◆ Exercise requirements: State the count of lines below in which the word "name" appears, and add nothing.

(Collected data entries)
┌────────
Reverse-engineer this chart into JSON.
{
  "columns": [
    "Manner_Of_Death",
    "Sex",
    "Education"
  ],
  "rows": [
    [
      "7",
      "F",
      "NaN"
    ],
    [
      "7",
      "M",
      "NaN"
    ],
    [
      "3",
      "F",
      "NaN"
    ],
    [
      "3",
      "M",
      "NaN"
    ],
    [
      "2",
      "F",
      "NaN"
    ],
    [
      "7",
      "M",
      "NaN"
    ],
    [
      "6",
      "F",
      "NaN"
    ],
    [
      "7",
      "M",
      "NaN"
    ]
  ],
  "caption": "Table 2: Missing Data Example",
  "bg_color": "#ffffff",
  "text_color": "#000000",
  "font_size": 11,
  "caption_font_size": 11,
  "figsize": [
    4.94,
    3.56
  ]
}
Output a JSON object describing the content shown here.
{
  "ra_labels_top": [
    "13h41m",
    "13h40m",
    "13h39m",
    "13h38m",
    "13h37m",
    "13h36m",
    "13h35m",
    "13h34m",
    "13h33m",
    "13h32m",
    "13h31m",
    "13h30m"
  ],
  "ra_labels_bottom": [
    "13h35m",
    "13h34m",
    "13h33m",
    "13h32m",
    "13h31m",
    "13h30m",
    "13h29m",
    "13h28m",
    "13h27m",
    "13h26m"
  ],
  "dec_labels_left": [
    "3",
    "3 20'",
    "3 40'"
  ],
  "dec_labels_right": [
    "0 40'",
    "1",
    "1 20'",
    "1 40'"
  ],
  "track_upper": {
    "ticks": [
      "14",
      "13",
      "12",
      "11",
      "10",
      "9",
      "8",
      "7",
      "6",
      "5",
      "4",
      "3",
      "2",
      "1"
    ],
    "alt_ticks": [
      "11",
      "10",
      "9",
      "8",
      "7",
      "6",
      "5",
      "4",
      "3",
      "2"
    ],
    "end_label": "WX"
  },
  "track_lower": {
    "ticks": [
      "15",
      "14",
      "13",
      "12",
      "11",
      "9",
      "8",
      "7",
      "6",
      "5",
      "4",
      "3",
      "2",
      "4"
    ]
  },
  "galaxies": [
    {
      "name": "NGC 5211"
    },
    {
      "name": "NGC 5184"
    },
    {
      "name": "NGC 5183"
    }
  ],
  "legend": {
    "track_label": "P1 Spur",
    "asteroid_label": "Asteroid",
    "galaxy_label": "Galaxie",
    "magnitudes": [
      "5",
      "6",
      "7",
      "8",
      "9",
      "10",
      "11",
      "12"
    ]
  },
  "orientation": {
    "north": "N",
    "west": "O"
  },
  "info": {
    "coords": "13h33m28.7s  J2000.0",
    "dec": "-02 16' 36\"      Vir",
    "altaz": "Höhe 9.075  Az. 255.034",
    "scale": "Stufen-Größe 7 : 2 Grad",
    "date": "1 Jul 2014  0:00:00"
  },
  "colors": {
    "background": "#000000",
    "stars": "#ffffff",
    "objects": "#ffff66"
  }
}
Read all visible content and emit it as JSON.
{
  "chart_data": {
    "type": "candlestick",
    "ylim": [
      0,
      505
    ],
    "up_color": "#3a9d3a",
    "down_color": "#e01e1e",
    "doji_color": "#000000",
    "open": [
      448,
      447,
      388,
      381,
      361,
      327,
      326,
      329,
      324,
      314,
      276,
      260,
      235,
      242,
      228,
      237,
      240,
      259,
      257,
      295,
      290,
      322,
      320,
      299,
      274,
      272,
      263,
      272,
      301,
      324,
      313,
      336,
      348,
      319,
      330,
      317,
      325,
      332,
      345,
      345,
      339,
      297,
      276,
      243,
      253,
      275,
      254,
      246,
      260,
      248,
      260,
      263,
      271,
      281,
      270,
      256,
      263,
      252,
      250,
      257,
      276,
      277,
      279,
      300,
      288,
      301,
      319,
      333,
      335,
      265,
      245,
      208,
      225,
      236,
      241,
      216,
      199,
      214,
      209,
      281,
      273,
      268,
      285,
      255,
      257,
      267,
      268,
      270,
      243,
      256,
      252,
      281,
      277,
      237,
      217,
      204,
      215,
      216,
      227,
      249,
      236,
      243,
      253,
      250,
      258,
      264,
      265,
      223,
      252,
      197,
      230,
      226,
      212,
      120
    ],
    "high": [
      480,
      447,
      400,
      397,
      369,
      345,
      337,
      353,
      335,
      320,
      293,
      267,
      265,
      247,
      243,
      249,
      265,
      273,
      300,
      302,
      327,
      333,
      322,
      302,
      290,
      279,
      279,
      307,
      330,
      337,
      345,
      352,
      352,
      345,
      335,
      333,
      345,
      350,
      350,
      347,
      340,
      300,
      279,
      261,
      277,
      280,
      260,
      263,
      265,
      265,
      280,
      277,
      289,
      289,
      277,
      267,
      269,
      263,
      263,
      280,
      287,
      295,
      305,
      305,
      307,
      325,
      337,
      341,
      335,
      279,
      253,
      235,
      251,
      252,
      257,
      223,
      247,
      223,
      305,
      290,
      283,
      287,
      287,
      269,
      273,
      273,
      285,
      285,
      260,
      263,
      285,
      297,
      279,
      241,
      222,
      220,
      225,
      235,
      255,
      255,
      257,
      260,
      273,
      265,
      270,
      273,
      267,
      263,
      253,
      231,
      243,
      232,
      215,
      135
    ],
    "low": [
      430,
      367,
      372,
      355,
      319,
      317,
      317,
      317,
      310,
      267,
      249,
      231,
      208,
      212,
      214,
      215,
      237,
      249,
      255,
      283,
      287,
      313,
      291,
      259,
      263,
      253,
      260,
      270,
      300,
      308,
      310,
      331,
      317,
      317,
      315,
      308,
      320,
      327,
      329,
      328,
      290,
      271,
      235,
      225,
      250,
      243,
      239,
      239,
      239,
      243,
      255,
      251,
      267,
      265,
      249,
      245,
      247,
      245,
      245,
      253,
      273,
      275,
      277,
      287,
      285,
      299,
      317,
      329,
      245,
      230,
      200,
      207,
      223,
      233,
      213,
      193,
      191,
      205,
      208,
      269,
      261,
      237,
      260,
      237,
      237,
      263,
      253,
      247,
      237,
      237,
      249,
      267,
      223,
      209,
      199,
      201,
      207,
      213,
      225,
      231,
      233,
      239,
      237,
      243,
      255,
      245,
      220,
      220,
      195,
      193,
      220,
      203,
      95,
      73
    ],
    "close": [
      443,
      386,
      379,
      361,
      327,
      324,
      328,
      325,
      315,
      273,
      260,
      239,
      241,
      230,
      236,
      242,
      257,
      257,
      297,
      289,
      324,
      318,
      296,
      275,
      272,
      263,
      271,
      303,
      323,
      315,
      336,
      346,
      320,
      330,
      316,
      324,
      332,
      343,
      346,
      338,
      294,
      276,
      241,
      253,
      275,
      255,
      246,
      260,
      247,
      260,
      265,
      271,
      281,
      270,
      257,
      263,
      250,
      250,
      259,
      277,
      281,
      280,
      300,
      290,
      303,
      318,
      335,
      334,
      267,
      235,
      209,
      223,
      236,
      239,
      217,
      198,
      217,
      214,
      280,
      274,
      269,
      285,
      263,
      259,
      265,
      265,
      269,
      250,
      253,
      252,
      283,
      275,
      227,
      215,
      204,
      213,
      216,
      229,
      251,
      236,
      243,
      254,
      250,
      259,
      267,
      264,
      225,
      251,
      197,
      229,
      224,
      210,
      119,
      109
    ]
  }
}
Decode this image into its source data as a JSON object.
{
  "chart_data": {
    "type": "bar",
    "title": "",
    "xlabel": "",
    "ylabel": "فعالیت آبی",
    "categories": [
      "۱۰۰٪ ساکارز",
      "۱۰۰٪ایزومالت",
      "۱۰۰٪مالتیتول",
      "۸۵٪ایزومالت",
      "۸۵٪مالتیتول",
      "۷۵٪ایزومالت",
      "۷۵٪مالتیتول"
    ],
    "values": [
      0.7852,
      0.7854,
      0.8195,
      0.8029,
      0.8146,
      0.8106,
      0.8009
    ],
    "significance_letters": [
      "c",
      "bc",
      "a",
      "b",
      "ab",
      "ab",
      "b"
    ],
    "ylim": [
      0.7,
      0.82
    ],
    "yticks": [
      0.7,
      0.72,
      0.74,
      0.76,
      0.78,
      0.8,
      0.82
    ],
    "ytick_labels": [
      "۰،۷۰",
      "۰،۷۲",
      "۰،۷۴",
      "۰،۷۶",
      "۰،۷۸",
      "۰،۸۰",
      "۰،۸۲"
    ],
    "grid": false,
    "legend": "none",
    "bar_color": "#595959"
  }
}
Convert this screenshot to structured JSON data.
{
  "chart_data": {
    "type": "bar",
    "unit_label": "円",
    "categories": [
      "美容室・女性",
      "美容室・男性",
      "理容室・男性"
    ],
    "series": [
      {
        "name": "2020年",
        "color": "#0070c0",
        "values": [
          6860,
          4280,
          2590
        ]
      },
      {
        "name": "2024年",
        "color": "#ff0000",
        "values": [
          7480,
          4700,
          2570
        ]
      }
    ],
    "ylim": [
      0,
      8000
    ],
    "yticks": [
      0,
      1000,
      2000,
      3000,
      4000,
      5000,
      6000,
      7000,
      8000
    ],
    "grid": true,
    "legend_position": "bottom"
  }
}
└────────
◆ Final result: 5